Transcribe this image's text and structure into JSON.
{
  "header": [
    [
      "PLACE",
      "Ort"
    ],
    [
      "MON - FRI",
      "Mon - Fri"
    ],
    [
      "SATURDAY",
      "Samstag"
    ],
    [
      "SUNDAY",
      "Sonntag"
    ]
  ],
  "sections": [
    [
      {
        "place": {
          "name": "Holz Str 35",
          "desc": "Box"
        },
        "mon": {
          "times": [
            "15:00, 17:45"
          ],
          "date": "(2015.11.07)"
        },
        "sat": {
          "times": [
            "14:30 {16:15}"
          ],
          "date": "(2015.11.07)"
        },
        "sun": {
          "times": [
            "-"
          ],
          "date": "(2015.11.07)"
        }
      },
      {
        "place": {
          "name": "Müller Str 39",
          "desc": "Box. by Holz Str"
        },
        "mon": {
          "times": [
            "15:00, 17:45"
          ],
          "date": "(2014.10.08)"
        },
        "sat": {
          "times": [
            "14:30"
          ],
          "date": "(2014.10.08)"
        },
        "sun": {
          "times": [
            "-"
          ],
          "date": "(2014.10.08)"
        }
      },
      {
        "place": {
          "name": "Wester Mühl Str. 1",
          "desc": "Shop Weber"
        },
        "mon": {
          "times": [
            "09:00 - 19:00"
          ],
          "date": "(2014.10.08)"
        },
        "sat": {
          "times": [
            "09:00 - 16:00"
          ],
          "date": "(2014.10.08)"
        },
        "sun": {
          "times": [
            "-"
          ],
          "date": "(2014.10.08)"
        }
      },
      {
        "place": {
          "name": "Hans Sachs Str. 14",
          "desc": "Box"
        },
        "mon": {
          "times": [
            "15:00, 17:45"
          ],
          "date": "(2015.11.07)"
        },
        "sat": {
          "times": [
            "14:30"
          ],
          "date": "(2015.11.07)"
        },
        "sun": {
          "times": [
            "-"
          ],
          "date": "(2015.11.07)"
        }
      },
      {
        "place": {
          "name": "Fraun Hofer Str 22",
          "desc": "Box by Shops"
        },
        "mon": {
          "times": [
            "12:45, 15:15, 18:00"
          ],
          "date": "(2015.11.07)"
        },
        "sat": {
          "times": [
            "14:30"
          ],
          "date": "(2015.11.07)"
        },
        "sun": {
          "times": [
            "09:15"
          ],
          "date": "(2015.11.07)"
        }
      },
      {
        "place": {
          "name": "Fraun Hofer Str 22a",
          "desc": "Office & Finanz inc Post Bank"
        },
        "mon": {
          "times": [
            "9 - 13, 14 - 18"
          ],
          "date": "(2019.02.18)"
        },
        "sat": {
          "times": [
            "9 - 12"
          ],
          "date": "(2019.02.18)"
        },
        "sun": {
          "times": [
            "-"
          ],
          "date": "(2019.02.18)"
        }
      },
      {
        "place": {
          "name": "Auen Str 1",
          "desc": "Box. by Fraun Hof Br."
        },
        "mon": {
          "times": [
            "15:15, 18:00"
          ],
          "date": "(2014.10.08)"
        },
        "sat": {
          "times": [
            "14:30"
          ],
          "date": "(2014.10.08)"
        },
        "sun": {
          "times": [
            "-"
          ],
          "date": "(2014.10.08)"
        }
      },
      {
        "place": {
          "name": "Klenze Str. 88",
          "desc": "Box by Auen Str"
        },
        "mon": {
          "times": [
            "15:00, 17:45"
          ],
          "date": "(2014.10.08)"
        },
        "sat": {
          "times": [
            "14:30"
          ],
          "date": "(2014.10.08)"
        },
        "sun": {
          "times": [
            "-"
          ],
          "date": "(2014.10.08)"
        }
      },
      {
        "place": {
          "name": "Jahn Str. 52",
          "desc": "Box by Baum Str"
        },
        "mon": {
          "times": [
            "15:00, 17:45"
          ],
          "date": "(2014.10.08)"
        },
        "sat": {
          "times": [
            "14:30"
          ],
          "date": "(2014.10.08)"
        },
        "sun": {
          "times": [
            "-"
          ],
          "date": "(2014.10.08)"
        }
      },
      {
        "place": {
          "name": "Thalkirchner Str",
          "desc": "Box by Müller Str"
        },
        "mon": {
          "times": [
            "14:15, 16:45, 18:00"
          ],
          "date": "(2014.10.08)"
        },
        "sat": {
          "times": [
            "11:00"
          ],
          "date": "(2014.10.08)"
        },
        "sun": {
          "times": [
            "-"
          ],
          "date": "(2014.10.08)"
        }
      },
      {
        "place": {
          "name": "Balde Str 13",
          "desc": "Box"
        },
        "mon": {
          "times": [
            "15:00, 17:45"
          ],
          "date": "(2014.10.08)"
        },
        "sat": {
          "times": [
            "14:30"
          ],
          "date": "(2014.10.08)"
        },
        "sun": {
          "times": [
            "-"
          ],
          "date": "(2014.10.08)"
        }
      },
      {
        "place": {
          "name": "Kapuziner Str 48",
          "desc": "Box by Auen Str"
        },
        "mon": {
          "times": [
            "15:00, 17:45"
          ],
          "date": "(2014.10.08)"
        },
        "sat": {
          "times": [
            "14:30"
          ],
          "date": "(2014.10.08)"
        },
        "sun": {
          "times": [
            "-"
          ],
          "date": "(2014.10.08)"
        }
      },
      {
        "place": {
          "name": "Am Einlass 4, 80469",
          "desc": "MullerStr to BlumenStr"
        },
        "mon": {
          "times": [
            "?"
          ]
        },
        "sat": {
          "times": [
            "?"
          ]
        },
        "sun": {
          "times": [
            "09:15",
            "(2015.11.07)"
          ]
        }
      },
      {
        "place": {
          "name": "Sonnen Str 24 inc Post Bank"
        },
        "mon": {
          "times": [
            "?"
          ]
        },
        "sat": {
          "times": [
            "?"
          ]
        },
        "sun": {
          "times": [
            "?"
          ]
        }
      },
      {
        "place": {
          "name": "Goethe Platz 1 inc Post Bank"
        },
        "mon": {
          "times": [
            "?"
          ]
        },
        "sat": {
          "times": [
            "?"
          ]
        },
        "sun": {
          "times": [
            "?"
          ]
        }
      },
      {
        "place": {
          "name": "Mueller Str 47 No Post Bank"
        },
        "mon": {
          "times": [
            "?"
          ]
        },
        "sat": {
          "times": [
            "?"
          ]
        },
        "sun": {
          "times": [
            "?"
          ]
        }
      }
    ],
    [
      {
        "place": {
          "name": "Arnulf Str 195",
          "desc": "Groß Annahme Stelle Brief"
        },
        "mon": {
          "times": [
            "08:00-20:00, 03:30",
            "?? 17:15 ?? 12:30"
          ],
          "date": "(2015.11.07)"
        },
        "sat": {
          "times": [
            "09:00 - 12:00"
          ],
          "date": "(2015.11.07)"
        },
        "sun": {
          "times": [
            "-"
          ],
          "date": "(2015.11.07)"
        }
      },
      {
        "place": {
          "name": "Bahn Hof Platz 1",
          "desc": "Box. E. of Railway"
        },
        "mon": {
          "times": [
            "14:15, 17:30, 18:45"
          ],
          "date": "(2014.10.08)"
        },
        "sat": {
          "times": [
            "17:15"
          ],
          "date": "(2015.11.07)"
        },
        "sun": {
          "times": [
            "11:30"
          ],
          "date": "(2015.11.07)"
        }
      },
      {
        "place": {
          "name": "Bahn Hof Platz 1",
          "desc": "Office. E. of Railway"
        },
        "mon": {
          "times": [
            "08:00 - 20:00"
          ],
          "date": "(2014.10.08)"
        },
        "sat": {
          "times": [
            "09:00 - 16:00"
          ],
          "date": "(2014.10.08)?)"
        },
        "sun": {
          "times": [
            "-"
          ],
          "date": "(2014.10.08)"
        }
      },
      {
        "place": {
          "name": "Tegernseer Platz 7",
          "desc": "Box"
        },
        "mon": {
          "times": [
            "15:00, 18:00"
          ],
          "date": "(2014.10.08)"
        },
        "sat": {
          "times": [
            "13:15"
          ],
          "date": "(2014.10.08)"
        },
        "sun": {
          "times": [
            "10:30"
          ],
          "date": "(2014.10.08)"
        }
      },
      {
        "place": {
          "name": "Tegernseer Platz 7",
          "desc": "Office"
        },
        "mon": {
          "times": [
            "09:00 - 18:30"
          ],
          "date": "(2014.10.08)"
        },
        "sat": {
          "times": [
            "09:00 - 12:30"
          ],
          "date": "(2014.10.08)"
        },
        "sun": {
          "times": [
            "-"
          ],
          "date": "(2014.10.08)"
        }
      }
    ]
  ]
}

| Exercise |
Go through the material above and count the lines that include "Post". Give the number alone.

| Reply |
4